Extracted data entries:

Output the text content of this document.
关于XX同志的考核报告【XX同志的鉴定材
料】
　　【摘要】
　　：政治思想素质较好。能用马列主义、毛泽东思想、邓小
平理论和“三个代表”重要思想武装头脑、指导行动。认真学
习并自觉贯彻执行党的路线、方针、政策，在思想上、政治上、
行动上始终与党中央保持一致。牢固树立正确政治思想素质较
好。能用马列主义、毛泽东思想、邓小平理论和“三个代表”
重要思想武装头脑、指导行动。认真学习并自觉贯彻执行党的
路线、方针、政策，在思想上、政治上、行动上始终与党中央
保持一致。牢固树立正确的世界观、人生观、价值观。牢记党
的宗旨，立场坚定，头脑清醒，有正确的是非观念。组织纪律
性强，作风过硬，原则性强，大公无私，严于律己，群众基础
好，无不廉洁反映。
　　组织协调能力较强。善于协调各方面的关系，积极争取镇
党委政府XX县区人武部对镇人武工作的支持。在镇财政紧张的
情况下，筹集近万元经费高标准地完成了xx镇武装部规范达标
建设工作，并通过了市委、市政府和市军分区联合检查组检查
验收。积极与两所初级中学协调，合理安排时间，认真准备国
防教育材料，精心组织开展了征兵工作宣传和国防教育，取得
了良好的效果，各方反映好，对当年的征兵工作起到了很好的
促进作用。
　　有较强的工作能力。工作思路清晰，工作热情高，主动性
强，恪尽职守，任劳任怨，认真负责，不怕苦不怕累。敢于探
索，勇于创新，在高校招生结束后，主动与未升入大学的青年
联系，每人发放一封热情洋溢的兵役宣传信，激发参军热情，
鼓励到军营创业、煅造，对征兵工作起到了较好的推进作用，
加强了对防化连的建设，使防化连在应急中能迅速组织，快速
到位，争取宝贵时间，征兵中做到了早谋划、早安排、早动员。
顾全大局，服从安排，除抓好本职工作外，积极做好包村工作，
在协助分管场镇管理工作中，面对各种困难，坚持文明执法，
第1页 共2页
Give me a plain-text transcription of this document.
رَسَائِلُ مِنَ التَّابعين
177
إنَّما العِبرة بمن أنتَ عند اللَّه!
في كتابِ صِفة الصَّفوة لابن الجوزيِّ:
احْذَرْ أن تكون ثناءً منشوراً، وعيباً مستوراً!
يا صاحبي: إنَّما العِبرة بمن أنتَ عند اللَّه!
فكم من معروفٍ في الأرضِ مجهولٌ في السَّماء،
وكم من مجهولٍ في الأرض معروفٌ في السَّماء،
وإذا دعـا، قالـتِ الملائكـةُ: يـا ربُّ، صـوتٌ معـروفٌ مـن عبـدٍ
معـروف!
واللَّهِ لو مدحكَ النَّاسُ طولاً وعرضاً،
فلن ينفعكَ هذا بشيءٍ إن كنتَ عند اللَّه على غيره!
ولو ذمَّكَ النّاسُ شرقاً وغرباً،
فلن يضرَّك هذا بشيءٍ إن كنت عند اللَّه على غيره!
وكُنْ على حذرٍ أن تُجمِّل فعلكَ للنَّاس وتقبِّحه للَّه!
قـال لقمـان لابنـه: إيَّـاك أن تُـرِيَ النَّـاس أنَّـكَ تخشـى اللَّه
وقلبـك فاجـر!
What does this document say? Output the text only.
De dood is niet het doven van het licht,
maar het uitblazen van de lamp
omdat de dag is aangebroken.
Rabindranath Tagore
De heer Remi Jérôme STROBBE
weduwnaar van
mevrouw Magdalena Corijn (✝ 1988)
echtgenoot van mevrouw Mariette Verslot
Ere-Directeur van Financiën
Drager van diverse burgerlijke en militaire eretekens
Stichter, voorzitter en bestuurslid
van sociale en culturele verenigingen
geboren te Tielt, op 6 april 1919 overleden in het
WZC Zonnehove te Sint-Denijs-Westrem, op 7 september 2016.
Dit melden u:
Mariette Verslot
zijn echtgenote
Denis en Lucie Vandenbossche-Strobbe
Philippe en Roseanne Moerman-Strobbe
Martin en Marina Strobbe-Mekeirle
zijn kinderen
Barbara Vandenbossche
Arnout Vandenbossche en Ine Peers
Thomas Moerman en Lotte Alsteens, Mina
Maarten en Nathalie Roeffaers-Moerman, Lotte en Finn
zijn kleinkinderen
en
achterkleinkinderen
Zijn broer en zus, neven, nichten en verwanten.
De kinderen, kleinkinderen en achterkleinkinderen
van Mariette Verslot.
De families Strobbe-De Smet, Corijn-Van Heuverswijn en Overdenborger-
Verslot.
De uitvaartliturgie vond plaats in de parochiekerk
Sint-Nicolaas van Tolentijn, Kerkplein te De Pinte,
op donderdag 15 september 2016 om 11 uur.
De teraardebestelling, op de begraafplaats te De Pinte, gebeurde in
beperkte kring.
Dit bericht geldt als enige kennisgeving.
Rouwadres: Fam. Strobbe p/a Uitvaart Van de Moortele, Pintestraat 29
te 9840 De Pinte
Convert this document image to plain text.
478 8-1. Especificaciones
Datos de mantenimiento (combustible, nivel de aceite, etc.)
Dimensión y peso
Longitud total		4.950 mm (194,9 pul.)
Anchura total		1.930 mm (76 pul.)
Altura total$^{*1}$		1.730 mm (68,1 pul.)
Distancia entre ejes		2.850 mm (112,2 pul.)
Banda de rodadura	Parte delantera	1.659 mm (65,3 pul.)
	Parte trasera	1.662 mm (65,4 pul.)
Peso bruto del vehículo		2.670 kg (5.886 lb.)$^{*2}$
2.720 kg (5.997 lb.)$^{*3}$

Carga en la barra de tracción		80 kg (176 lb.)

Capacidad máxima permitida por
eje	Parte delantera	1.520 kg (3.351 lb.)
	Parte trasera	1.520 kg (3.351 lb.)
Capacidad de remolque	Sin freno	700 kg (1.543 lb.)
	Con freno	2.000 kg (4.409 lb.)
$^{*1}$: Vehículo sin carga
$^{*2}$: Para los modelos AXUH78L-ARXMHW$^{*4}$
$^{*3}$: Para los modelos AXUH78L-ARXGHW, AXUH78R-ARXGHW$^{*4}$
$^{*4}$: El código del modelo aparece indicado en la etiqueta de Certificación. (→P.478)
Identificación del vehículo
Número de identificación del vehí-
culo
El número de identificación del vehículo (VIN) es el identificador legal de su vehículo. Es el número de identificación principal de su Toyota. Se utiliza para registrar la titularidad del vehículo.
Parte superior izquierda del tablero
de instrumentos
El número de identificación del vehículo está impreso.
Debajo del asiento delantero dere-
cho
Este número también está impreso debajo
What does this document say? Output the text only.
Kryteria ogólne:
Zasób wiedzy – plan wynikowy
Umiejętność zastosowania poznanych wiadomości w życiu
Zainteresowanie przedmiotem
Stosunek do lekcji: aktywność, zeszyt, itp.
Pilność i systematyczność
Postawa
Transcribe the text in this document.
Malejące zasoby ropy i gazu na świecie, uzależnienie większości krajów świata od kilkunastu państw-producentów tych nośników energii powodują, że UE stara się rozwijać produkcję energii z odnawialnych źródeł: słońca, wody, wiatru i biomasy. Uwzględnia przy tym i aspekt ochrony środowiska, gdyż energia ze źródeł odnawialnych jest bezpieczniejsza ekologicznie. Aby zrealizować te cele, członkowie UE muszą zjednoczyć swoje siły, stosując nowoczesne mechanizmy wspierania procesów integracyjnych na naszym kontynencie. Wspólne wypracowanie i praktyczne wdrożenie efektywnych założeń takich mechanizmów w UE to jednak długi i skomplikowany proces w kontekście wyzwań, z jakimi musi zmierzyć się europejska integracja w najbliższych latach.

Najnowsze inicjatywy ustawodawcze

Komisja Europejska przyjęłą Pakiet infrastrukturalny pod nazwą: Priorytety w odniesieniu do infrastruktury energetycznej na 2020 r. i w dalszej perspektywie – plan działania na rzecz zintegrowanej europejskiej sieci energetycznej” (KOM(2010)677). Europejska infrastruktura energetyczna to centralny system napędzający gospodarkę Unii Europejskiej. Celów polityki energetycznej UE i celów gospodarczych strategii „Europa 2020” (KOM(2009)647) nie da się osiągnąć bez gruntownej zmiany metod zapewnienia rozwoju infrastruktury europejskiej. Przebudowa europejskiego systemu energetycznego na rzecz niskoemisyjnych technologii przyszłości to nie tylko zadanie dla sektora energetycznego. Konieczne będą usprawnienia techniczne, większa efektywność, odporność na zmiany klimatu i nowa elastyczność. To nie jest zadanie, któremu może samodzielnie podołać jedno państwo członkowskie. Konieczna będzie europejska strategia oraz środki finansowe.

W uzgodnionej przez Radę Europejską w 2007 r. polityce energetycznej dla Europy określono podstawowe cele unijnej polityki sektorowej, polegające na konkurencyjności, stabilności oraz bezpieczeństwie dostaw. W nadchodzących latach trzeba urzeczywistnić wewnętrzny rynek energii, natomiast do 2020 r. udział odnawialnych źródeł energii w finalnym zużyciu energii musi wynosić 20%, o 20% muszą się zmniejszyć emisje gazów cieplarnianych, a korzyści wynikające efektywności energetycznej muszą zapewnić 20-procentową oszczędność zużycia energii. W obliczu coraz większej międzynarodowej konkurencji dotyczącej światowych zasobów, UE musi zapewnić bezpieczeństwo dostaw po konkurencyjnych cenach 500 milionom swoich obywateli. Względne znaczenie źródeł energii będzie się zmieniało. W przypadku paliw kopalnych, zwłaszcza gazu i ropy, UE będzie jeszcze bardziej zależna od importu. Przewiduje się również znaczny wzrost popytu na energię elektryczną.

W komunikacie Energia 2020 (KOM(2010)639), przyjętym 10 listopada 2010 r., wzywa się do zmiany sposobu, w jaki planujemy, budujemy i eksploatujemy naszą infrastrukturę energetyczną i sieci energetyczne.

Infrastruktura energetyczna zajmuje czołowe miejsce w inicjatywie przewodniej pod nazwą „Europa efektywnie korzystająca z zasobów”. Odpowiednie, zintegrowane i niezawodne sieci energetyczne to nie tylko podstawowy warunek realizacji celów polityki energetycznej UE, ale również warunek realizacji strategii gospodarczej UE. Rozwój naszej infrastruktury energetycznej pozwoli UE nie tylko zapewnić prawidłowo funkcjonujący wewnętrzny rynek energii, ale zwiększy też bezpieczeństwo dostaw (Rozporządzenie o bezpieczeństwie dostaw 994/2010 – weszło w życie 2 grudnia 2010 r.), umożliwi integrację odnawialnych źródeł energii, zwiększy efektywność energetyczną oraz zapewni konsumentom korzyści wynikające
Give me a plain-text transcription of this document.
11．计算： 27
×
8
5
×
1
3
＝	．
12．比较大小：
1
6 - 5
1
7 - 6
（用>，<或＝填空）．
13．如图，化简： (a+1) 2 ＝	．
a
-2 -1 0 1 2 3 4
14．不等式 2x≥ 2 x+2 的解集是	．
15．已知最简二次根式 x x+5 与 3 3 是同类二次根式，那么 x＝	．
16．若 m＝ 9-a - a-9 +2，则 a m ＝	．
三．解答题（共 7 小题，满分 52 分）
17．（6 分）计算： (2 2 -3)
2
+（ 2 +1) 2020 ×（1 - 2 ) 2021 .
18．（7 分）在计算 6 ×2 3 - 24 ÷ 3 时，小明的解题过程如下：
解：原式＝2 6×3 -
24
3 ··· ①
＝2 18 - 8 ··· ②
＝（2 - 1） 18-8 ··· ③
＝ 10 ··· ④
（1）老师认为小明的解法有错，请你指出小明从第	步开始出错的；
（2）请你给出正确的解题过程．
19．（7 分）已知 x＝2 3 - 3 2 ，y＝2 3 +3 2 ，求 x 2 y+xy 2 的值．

> _TASK TO CARRY OUT_:
Each line that has the word "Mariette" counts once. How many such lines are in the data? Give the number alone.

> _TASK ANSWER_:
3